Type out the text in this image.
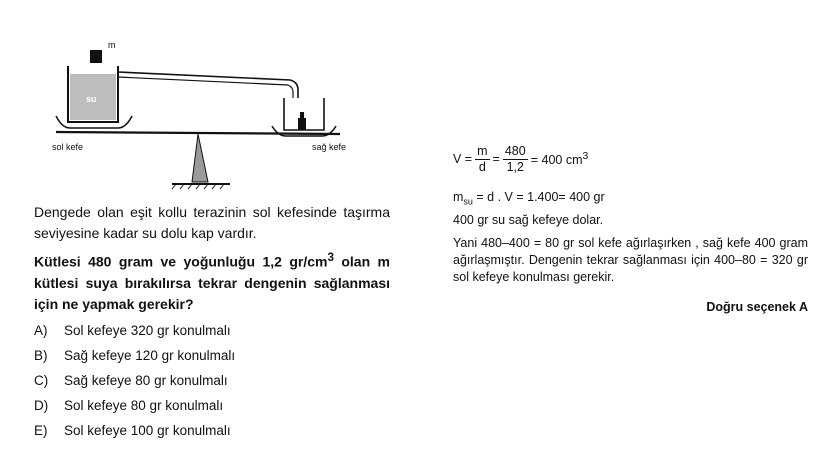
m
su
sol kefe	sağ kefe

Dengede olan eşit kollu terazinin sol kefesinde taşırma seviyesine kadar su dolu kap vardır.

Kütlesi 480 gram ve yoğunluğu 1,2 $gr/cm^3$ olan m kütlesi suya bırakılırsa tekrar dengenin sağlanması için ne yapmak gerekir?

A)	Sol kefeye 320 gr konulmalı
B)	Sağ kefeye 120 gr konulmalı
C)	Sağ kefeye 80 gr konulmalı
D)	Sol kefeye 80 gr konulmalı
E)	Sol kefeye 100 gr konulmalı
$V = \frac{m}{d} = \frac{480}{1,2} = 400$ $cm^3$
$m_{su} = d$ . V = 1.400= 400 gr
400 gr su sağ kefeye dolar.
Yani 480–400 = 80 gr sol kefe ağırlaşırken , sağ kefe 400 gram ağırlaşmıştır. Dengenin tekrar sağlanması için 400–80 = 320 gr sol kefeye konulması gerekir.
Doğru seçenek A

────────────────

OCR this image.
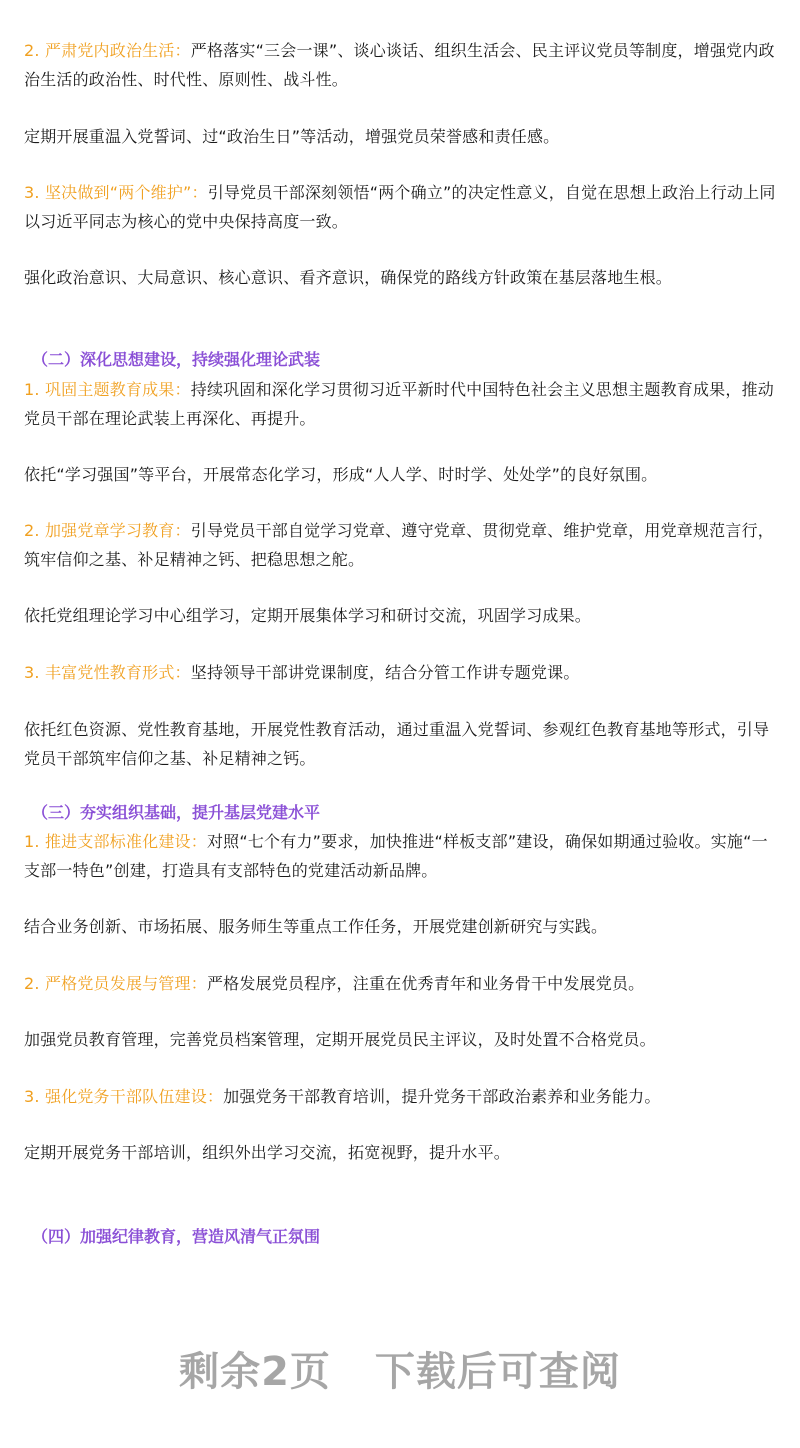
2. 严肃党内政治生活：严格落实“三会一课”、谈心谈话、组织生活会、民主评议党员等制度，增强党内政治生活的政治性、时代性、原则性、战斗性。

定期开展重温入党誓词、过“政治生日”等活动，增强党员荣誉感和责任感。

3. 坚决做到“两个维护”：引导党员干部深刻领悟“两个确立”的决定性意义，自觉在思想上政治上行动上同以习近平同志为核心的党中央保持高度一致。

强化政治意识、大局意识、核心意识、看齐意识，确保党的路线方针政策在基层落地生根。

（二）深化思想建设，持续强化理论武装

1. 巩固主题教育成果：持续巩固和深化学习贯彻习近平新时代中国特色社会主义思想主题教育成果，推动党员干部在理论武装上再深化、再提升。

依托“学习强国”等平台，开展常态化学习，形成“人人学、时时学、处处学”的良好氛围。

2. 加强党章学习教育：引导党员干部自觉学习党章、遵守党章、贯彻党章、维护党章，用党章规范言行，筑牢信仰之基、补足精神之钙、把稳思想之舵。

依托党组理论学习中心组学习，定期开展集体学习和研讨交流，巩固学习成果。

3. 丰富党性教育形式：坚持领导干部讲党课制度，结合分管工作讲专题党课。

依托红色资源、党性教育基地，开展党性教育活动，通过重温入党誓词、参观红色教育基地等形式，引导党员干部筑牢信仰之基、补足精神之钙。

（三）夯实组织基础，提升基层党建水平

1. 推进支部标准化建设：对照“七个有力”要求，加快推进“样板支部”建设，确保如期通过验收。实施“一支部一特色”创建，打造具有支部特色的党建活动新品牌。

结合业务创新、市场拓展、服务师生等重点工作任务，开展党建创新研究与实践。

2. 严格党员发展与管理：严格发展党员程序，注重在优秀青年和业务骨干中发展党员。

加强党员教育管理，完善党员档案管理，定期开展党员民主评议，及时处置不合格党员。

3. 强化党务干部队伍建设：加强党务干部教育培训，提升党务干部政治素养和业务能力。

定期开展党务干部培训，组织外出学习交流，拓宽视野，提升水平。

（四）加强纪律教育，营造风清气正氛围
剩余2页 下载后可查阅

────────────────

◆ Required work: State the number of lines in the records that include "kefeye", and write nothing else.

◆ Full answer: 7